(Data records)

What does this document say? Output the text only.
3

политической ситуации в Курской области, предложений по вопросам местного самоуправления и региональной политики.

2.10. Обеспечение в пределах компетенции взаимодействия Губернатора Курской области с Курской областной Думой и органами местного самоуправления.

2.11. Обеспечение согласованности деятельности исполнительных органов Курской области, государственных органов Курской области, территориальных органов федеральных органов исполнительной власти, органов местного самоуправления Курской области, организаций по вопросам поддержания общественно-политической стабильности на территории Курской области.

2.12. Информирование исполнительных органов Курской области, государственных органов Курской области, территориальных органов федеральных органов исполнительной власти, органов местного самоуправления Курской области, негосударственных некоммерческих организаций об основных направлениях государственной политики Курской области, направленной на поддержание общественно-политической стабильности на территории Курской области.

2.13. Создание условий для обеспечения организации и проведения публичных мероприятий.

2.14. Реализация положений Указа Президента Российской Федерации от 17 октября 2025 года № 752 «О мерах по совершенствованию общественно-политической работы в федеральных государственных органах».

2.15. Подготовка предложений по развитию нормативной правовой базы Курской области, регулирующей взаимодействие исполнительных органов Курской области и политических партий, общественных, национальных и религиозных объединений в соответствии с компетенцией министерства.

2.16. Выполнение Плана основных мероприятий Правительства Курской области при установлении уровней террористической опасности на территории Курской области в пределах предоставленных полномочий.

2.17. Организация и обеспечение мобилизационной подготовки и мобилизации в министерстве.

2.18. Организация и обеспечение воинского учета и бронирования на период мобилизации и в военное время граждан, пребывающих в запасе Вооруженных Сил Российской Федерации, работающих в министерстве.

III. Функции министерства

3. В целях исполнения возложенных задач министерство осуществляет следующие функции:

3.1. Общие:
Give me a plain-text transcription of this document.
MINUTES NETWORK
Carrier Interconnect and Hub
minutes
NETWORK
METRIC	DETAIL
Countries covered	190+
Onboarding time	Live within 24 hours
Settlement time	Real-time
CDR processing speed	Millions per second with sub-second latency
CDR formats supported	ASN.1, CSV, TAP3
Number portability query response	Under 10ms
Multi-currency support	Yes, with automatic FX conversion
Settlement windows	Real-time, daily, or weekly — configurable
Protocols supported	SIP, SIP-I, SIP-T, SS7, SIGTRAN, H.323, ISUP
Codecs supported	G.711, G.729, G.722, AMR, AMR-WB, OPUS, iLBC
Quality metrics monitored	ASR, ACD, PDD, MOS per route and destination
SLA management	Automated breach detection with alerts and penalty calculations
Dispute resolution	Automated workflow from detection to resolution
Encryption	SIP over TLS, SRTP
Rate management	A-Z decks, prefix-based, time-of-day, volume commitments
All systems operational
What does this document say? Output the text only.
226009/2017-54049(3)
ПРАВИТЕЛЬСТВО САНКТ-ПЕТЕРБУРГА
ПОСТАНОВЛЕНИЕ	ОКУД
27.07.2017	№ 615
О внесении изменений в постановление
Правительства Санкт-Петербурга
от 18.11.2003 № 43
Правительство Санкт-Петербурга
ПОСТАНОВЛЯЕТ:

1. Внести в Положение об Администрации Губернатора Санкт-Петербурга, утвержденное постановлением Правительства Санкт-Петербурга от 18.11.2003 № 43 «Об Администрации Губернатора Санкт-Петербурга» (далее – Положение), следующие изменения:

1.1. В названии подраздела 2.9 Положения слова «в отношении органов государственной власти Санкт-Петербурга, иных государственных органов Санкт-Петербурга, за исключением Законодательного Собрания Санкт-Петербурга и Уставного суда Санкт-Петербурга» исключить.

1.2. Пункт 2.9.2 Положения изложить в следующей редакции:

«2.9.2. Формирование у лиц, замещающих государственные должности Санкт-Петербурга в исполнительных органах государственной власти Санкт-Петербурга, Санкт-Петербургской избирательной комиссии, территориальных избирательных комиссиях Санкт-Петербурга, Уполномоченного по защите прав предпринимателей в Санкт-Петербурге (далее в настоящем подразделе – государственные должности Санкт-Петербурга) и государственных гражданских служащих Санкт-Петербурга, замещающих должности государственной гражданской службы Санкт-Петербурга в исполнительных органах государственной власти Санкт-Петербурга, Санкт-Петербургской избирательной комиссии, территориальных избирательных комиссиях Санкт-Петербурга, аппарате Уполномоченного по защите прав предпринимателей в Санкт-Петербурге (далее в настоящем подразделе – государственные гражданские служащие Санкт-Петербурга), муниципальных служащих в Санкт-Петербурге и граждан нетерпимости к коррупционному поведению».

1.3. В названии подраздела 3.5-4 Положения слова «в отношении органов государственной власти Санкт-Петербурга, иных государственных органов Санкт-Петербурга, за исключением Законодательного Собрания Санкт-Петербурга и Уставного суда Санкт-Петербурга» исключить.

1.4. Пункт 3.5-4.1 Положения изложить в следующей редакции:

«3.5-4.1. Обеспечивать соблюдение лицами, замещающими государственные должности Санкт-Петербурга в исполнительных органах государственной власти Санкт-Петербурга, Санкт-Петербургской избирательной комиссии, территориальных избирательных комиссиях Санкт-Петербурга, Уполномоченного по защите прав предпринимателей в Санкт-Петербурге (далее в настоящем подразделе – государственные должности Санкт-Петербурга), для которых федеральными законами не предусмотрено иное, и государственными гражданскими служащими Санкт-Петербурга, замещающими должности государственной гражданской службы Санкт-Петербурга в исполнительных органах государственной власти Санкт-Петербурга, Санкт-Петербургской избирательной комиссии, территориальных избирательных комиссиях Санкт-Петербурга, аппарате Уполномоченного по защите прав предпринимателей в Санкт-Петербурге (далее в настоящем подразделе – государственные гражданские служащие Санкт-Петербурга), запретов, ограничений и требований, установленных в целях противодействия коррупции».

WHAT NEEDS TO BE DONE: Extract each entry in full and write it down exactly.

CORRECT RESULT:
What does this document say? Output the text only.
3

политической ситуации в Курской области, предложений по вопросам местного самоуправления и региональной политики.

2.10. Обеспечение в пределах компетенции взаимодействия Губернатора Курской области с Курской областной Думой и органами местного самоуправления.

2.11. Обеспечение согласованности деятельности исполнительных органов Курской области, государственных органов Курской области, территориальных органов федеральных органов исполнительной власти, органов местного самоуправления Курской области, организаций по вопросам поддержания общественно-политической стабильности на территории Курской области.

2.12. Информирование исполнительных органов Курской области, государственных органов Курской области, территориальных органов федеральных органов исполнительной власти, органов местного самоуправления Курской области, негосударственных некоммерческих организаций об основных направлениях государственной политики Курской области, направленной на поддержание общественно-политической стабильности на территории Курской области.

2.13. Создание условий для обеспечения организации и проведения публичных мероприятий.

2.14. Реализация положений Указа Президента Российской Федерации от 17 октября 2025 года № 752 «О мерах по совершенствованию общественно-политической работы в федеральных государственных органах».

2.15. Подготовка предложений по развитию нормативной правовой базы Курской области, регулирующей взаимодействие исполнительных органов Курской области и политических партий, общественных, национальных и религиозных объединений в соответствии с компетенцией министерства.

2.16. Выполнение Плана основных мероприятий Правительства Курской области при установлении уровней террористической опасности на территории Курской области в пределах предоставленных полномочий.

2.17. Организация и обеспечение мобилизационной подготовки и мобилизации в министерстве.

2.18. Организация и обеспечение воинского учета и бронирования на период мобилизации и в военное время граждан, пребывающих в запасе Вооруженных Сил Российской Федерации, работающих в министерстве.

III. Функции министерства

3. В целях исполнения возложенных задач министерство осуществляет следующие функции:

3.1. Общие:
Give me a plain-text transcription of this document.
MINUTES NETWORK
Carrier Interconnect and Hub
minutes
NETWORK
METRIC	DETAIL
Countries covered	190+
Onboarding time	Live within 24 hours
Settlement time	Real-time
CDR processing speed	Millions per second with sub-second latency
CDR formats supported	ASN.1, CSV, TAP3
Number portability query response	Under 10ms
Multi-currency support	Yes, with automatic FX conversion
Settlement windows	Real-time, daily, or weekly — configurable
Protocols supported	SIP, SIP-I, SIP-T, SS7, SIGTRAN, H.323, ISUP
Codecs supported	G.711, G.729, G.722, AMR, AMR-WB, OPUS, iLBC
Quality metrics monitored	ASR, ACD, PDD, MOS per route and destination
SLA management	Automated breach detection with alerts and penalty calculations
Dispute resolution	Automated workflow from detection to resolution
Encryption	SIP over TLS, SRTP
Rate management	A-Z decks, prefix-based, time-of-day, volume commitments
All systems operational
What does this document say? Output the text only.
226009/2017-54049(3)
ПРАВИТЕЛЬСТВО САНКТ-ПЕТЕРБУРГА
ПОСТАНОВЛЕНИЕ	ОКУД
27.07.2017	№ 615
О внесении изменений в постановление
Правительства Санкт-Петербурга
от 18.11.2003 № 43
Правительство Санкт-Петербурга
ПОСТАНОВЛЯЕТ:

1. Внести в Положение об Администрации Губернатора Санкт-Петербурга, утвержденное постановлением Правительства Санкт-Петербурга от 18.11.2003 № 43 «Об Администрации Губернатора Санкт-Петербурга» (далее – Положение), следующие изменения:

1.1. В названии подраздела 2.9 Положения слова «в отношении органов государственной власти Санкт-Петербурга, иных государственных органов Санкт-Петербурга, за исключением Законодательного Собрания Санкт-Петербурга и Уставного суда Санкт-Петербурга» исключить.

1.2. Пункт 2.9.2 Положения изложить в следующей редакции:

«2.9.2. Формирование у лиц, замещающих государственные должности Санкт-Петербурга в исполнительных органах государственной власти Санкт-Петербурга, Санкт-Петербургской избирательной комиссии, территориальных избирательных комиссиях Санкт-Петербурга, Уполномоченного по защите прав предпринимателей в Санкт-Петербурге (далее в настоящем подразделе – государственные должности Санкт-Петербурга) и государственных гражданских служащих Санкт-Петербурга, замещающих должности государственной гражданской службы Санкт-Петербурга в исполнительных органах государственной власти Санкт-Петербурга, Санкт-Петербургской избирательной комиссии, территориальных избирательных комиссиях Санкт-Петербурга, аппарате Уполномоченного по защите прав предпринимателей в Санкт-Петербурге (далее в настоящем подразделе – государственные гражданские служащие Санкт-Петербурга), муниципальных служащих в Санкт-Петербурге и граждан нетерпимости к коррупционному поведению».

1.3. В названии подраздела 3.5-4 Положения слова «в отношении органов государственной власти Санкт-Петербурга, иных государственных органов Санкт-Петербурга, за исключением Законодательного Собрания Санкт-Петербурга и Уставного суда Санкт-Петербурга» исключить.

1.4. Пункт 3.5-4.1 Положения изложить в следующей редакции:

«3.5-4.1. Обеспечивать соблюдение лицами, замещающими государственные должности Санкт-Петербурга в исполнительных органах государственной власти Санкт-Петербурга, Санкт-Петербургской избирательной комиссии, территориальных избирательных комиссиях Санкт-Петербурга, Уполномоченного по защите прав предпринимателей в Санкт-Петербурге (далее в настоящем подразделе – государственные должности Санкт-Петербурга), для которых федеральными законами не предусмотрено иное, и государственными гражданскими служащими Санкт-Петербурга, замещающими должности государственной гражданской службы Санкт-Петербурга в исполнительных органах государственной власти Санкт-Петербурга, Санкт-Петербургской избирательной комиссии, территориальных избирательных комиссиях Санкт-Петербурга, аппарате Уполномоченного по защите прав предпринимателей в Санкт-Петербурге (далее в настоящем подразделе – государственные гражданские служащие Санкт-Петербурга), запретов, ограничений и требований, установленных в целях противодействия коррупции».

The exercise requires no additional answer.